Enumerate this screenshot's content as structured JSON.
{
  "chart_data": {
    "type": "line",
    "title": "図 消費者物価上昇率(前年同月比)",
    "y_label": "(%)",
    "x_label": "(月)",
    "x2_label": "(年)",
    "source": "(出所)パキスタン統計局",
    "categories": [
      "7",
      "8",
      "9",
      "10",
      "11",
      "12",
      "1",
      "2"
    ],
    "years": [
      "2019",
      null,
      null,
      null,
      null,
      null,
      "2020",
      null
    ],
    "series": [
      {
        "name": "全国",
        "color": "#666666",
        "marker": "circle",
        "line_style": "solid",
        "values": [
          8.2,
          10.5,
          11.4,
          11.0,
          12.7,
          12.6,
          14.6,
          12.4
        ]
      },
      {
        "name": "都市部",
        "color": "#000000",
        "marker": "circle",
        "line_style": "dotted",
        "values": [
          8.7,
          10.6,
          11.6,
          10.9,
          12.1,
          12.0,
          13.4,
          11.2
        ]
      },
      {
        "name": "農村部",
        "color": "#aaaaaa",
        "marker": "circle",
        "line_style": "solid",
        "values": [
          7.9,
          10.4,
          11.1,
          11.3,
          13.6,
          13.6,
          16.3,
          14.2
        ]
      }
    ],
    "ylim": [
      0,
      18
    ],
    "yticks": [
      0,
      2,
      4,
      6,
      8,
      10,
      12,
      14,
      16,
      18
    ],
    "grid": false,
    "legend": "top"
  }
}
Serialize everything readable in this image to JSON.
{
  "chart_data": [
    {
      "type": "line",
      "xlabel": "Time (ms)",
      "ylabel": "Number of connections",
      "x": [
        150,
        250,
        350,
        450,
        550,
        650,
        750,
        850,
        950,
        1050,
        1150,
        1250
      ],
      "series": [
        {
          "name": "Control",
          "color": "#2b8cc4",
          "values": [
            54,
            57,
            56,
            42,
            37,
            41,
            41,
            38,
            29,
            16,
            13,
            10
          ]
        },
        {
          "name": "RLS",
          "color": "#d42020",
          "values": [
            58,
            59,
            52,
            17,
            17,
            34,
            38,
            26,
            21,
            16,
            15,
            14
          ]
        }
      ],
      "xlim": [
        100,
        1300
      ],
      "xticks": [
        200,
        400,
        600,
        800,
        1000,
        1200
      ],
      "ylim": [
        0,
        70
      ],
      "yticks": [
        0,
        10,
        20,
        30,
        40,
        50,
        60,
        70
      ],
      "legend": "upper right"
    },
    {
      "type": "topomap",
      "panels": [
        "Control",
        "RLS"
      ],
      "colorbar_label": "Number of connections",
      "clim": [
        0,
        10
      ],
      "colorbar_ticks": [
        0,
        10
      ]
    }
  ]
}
= = = = = = =
Where a line in the material above holds "name", copy that line.

        "name": "全国",
        "name": "都市部",
        "name": "農村部",
          "name": "Control",
          "name": "RLS",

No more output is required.